◆ **DATASET ENTRIES**:
******************************

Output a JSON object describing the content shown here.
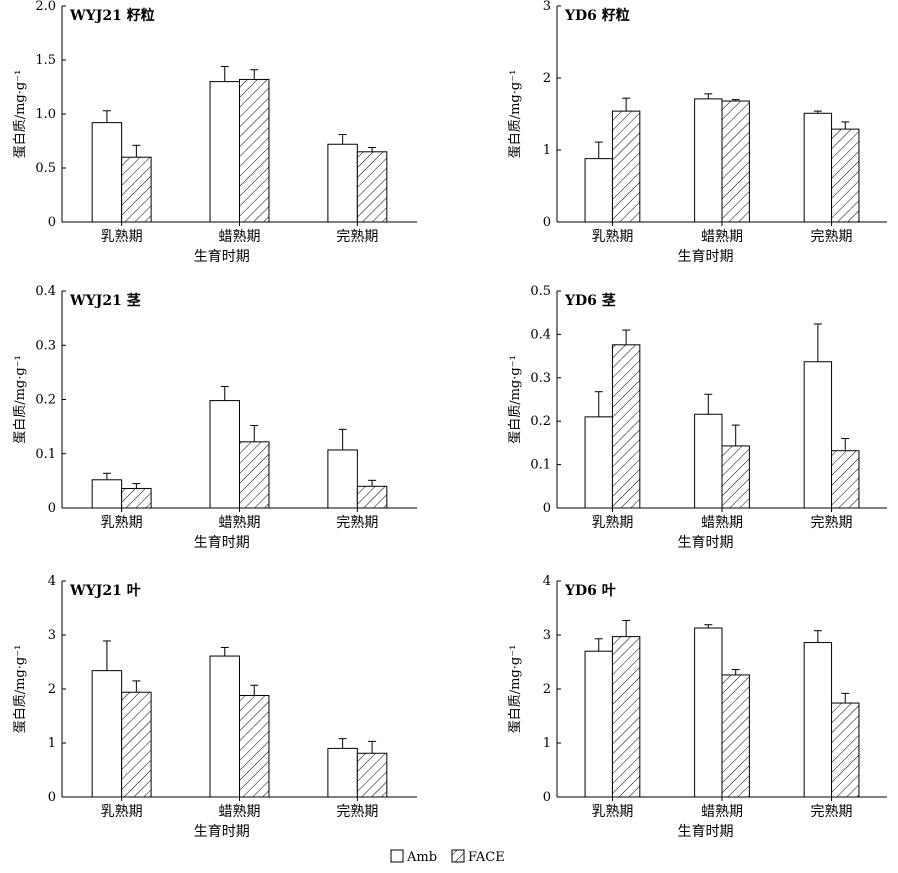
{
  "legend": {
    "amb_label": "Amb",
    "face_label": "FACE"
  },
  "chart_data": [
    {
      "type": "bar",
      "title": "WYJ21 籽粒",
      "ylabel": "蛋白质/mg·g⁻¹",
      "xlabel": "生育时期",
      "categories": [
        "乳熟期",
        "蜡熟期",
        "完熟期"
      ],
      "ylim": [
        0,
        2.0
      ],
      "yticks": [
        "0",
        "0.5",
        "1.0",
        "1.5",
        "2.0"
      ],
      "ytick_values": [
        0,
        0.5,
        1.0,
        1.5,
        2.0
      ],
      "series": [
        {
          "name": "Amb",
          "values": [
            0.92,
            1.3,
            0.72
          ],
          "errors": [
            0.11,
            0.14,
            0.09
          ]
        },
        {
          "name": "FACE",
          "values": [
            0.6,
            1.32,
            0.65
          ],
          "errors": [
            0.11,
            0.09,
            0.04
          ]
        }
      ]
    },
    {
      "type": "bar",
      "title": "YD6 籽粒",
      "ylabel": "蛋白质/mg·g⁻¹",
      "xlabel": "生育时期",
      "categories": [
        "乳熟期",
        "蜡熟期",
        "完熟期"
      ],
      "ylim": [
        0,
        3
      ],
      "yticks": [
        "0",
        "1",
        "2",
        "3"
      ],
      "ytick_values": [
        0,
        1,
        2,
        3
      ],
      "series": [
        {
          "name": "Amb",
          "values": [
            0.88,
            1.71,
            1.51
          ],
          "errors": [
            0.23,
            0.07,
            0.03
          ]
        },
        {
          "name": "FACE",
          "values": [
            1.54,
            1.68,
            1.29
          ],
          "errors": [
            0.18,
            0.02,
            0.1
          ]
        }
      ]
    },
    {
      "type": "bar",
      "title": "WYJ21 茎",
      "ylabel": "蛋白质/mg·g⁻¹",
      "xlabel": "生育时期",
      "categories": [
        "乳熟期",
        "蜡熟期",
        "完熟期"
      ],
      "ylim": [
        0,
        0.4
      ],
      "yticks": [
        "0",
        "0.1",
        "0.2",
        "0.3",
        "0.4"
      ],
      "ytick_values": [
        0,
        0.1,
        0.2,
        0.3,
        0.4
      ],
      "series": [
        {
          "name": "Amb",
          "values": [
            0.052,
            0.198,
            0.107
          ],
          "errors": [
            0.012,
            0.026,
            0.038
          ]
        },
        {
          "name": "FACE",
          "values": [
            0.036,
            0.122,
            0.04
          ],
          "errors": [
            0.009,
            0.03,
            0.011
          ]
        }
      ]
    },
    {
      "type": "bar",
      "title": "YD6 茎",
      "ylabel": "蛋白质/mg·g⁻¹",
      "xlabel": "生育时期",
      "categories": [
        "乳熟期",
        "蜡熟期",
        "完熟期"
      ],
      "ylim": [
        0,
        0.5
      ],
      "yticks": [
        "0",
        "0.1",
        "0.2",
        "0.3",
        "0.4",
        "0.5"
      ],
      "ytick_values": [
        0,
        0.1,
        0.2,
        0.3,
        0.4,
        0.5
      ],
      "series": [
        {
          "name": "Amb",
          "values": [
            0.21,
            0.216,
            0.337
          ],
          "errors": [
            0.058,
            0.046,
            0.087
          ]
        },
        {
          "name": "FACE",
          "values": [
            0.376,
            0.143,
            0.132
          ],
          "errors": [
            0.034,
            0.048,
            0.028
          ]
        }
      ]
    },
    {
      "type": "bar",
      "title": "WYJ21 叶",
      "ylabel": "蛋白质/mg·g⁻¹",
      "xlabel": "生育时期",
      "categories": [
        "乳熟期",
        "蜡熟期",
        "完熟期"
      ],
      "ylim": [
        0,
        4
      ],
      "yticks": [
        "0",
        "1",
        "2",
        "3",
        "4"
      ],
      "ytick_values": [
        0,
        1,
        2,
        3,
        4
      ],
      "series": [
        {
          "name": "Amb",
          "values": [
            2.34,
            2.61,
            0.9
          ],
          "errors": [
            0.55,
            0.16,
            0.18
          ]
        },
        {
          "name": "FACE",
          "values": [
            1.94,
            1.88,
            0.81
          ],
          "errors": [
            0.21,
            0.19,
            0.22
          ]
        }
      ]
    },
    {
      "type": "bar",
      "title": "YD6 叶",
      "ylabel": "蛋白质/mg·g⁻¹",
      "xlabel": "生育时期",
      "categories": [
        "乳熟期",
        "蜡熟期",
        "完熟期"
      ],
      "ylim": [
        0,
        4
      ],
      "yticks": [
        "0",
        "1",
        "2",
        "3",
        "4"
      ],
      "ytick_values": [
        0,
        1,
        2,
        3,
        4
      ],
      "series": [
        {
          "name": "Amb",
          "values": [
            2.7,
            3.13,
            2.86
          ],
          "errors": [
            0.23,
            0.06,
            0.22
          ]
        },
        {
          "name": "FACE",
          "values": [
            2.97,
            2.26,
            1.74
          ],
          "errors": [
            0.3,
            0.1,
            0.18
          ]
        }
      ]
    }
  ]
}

******************************

◆ **WORK TO COMPLETE**: In the data above, how many lines contain the string "title"? Answer with the number only.

◆ **FINISHED EXERCISE**: 6